BEGIN Extracted material

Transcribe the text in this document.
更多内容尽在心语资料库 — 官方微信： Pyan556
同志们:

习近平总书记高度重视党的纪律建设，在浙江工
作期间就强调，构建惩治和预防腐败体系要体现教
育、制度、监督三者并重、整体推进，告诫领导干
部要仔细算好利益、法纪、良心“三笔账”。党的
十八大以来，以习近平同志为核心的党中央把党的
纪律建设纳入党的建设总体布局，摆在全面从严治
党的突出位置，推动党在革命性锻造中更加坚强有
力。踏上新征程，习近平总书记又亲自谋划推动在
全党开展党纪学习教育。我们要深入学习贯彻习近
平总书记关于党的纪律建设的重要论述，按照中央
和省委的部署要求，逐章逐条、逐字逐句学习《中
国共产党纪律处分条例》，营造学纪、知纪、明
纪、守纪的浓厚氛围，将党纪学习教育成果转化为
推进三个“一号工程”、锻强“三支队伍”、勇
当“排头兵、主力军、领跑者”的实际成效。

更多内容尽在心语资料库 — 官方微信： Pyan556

END Extracted material
BEGIN Extracted material

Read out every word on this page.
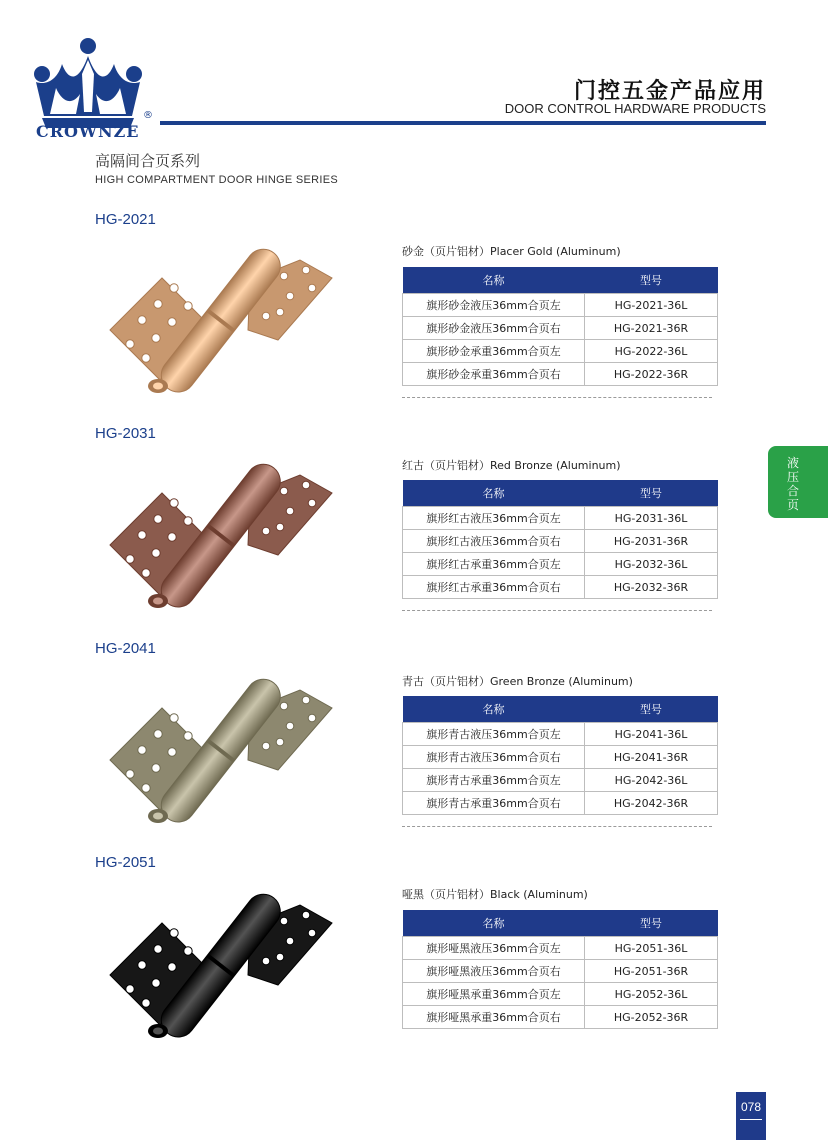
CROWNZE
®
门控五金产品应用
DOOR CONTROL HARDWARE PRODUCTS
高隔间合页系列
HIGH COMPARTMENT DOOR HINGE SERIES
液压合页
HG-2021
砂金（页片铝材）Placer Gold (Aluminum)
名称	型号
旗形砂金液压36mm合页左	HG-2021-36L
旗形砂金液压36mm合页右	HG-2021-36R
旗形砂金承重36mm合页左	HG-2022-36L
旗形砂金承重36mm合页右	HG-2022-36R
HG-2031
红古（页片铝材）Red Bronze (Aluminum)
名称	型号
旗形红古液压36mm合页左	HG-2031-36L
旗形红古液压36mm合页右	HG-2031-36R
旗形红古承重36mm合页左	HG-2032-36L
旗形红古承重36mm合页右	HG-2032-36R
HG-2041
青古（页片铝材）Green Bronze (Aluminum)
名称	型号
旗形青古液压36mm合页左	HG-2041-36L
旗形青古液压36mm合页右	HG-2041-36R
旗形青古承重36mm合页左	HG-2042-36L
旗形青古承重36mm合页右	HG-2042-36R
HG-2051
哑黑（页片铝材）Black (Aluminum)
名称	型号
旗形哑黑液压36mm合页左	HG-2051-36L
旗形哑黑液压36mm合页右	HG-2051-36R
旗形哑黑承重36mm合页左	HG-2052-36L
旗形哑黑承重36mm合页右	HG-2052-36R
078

END Extracted material

Extract every line above that contains the word "this".

» Finished answer:
Transcribe the text in this document.
Read out every word on this page.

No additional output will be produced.